• [Tareas requeridas]:
[1] Responde con base en el texto sobre la victoria de López Obrador:
(a) ¿Con qué noche se contrasta la ausencia de dudas sobre los resultados?
(b) ¿Quiénes reconocieron la derrota minutos después de las encuestas de salida?
(c) ¿A quiénes se dirigió sobre todo el primer mensaje de López Obrador?
[2] Prosigue el texto sobre la victoria de López Obrador a partir de su última oración.

• [Fragmento propuesto]:
A diferencia de aquella noche del 2 de julio de 2006, ahora no hubo dudas, ni reclamos, ni sospechas sobre los resultados. Ni siquiera hubo que esperar los datos oficiales. Bastó que las encuestas de salida confirmaran la victoria de López Obrador para que minutos después Anaya y Meade reconocieran la derrota. Peña Nieto felicitó al ganador y López Obrador agradeció el apoyo del presidente. Las encuestas acertaron. Hasta Fox y Calderón se sumaron a las felicitaciones. Se vivió una civilidad democrática inédita en el país.
López Obrador se puso de inmediato el traje de presidente. Sereno, dio un primer mensaje conciliador, dirigido más a quienes no lo votaron y a tranquilizar a empresarios e inversores que suelen preocuparse con políticos progresistas. Bien sabe “El Peje” que su figura polariza, que lo aman y lo odian, que casi medio país no votó por él.

• [Datos proporcionados]:
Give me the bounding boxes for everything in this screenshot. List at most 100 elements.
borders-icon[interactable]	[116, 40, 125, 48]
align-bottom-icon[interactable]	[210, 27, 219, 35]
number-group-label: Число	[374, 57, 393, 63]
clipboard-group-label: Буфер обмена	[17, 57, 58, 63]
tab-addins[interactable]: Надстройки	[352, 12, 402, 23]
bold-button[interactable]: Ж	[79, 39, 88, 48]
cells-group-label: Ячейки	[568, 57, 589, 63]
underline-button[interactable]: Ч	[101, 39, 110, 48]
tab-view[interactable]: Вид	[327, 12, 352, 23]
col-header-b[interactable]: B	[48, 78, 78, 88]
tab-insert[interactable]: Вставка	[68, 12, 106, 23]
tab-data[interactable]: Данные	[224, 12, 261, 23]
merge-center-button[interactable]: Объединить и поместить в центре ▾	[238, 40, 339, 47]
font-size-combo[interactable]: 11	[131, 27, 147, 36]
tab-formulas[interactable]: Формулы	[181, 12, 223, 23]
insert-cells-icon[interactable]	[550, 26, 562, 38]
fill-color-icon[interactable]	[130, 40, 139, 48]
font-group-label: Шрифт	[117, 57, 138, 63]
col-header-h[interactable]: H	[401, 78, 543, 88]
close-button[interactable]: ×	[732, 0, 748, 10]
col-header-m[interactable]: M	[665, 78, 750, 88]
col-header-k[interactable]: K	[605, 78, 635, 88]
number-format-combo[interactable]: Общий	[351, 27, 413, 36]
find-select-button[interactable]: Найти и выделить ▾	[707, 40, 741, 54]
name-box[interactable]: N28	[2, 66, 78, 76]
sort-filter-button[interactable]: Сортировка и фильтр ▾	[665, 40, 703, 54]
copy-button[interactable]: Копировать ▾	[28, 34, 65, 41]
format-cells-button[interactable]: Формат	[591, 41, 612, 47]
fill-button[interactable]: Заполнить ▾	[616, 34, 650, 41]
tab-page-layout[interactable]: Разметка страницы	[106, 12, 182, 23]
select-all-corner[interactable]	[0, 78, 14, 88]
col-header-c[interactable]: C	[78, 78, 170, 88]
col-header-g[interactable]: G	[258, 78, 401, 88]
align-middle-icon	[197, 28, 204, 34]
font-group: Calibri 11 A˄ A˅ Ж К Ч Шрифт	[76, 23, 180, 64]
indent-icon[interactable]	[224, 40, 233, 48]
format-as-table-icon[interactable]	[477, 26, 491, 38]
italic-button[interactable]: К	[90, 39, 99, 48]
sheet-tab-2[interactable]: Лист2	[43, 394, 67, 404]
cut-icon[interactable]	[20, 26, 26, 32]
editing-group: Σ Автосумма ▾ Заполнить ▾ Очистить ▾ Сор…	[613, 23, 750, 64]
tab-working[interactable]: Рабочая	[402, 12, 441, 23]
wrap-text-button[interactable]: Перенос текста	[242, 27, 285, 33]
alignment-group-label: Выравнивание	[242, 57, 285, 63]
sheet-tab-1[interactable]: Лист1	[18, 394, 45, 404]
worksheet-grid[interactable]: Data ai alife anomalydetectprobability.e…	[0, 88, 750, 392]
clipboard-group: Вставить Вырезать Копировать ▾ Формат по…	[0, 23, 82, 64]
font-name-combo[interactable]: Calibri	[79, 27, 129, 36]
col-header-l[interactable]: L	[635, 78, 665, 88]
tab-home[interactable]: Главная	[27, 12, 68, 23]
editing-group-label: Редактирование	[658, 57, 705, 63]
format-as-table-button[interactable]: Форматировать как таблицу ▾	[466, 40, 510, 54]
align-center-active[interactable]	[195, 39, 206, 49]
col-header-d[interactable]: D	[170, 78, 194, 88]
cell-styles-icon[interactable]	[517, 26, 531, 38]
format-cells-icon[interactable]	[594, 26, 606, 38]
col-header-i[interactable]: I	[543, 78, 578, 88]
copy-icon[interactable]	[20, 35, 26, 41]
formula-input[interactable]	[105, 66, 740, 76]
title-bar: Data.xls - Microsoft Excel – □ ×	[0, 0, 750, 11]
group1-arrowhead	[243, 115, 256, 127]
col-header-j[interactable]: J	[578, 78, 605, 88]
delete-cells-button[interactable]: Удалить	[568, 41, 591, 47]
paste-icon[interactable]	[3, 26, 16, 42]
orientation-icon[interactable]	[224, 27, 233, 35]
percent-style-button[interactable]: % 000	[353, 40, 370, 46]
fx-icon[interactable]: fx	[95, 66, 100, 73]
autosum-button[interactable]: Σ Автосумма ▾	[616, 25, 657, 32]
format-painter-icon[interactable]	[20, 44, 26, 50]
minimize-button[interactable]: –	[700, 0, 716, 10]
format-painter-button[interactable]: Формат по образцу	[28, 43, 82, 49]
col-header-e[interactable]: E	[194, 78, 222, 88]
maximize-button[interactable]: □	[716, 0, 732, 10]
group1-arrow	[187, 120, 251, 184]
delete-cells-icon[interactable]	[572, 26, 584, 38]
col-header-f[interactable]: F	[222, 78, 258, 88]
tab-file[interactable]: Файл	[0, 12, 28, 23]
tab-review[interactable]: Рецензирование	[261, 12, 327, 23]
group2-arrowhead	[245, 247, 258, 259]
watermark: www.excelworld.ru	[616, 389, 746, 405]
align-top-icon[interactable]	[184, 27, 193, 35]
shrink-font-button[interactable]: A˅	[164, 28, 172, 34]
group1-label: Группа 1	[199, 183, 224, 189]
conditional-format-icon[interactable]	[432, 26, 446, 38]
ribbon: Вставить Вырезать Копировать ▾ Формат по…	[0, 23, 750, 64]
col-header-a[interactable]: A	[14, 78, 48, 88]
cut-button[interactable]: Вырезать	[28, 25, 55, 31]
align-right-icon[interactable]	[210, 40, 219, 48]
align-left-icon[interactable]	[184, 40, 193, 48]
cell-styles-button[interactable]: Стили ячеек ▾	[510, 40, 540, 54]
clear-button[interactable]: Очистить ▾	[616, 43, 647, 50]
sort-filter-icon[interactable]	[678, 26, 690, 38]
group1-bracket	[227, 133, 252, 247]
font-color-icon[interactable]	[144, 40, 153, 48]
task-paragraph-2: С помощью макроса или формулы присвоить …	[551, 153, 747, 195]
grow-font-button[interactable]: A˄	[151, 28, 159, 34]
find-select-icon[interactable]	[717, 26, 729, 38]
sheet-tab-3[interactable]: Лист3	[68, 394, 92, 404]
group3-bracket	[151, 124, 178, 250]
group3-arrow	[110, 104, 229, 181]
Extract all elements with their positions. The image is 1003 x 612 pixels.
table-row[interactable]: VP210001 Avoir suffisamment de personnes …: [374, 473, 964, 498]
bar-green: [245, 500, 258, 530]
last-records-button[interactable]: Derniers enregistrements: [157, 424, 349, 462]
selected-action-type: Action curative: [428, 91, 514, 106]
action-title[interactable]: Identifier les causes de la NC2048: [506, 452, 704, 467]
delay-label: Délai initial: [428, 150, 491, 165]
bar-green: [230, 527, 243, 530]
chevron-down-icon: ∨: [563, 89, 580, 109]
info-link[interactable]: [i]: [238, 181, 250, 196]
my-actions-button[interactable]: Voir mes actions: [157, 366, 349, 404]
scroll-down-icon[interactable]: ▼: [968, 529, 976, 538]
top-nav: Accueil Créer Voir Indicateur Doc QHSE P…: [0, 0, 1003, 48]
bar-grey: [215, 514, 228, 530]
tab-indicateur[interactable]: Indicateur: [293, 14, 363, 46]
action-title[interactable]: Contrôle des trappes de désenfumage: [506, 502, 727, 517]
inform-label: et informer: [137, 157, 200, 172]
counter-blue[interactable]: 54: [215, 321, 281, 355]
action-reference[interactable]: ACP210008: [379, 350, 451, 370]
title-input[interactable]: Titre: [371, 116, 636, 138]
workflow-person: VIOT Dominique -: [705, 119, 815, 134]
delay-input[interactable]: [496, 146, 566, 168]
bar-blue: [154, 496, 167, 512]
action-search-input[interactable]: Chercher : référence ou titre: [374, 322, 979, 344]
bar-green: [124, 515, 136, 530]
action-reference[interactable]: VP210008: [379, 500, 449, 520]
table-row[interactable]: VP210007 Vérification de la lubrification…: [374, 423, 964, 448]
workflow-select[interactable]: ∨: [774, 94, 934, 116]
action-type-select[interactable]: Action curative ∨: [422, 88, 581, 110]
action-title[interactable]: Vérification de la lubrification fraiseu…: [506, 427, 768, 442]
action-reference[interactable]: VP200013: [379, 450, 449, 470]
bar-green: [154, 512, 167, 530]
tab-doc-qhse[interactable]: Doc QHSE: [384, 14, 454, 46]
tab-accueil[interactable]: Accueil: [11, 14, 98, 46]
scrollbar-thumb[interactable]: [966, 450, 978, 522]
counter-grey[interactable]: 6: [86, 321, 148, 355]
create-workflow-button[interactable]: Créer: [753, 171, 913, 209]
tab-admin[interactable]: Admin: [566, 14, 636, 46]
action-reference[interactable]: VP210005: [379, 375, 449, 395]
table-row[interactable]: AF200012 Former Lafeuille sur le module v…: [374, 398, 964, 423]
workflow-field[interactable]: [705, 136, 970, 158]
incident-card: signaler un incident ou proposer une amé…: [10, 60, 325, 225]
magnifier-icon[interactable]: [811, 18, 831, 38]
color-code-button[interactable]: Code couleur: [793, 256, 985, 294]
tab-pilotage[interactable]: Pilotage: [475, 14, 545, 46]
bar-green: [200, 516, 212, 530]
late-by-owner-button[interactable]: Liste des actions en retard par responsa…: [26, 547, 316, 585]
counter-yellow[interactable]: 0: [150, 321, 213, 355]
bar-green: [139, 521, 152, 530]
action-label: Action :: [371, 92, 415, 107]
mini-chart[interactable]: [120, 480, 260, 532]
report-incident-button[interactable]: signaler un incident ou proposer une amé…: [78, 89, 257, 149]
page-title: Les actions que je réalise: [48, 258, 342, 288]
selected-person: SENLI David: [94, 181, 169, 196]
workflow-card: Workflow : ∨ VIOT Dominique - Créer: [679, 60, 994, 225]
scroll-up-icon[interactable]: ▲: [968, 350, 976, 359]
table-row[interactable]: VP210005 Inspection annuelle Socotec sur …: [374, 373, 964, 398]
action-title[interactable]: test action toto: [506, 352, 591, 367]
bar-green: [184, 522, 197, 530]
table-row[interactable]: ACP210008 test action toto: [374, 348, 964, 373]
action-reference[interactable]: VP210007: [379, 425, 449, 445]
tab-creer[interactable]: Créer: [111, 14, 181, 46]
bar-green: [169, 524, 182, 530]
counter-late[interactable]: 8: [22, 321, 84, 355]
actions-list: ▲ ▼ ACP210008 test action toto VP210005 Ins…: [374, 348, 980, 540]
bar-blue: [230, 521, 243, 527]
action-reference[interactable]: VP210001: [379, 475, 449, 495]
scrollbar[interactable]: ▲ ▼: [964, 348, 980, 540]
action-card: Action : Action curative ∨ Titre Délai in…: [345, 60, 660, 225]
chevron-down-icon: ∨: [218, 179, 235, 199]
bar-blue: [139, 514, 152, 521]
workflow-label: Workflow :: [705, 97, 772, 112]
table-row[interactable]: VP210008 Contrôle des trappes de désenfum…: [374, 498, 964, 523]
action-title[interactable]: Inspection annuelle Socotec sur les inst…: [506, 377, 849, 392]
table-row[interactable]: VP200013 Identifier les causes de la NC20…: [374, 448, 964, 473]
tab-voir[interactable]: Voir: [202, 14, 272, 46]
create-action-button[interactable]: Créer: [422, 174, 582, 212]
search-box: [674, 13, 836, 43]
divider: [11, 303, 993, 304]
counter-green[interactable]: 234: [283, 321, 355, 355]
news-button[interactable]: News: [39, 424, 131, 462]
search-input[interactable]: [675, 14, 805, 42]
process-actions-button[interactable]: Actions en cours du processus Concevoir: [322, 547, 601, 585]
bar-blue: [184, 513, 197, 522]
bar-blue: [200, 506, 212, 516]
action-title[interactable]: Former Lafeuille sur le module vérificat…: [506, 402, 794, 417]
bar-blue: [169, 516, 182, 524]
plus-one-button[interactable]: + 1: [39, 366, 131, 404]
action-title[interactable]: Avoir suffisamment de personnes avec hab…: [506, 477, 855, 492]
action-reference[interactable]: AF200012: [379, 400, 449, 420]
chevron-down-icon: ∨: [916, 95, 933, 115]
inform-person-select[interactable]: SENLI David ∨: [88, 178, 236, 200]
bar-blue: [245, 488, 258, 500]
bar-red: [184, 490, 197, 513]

• [Respuestas del ejercicio]:
[1]
(a) Con la noche del 2 de julio de 2006.
(b) Anaya y Meade.
(c) A quienes no lo votaron, y buscó tranquilizar a empresarios e inversores.

[2]
Aseguró que su gobierno no será una dictadura “abierta ni encubierta”, no confiscará ni expropiará bienes y desterrará la corrupción y la impunidad: “sobre aviso no hay engaño, sea quien sea será castigado, incluso compañeros de lucha, funcionarios, amigos y familiares”. Con un toque a demagogia, insistió en que no usará los aviones ni helicópteros presidenciales ni la custodia oficial, no vivirá en la suntuosa residencia presidencial y viajará lo menos posible al extranjero para ahorrar recursos públicos.
Repitió, también, el mantra que lo ha acompañado durante toda su carrera política: “Por el bien de todos, primero los pobres”. Antes de reunirse en el Zócalo con una multitud que, al igual que él, espero doce años esta noche triunfal, volvió a garantizar que gobernará con rectitud y justicia: “No les fallaré. No voy a decepcionarlos. No voy a traicionar al pueblo. Mantengo ideales y principios pero tengo una ambición legítima: quiero pasar a la historia como un buen presidente de México. Deseo, anhelo con toda mi alma poner en alto la grandeza de nuestra patria, ayudar a construir una sociedad mejor”.
Fue un discurso bien pegado a la izquierda. A partir del 1 de diciembre, cuando Peña Nieto le coloque la banda presidencial, los mexicanos empezaremos a ver si cumple o si se transforma en una nueva desilusión.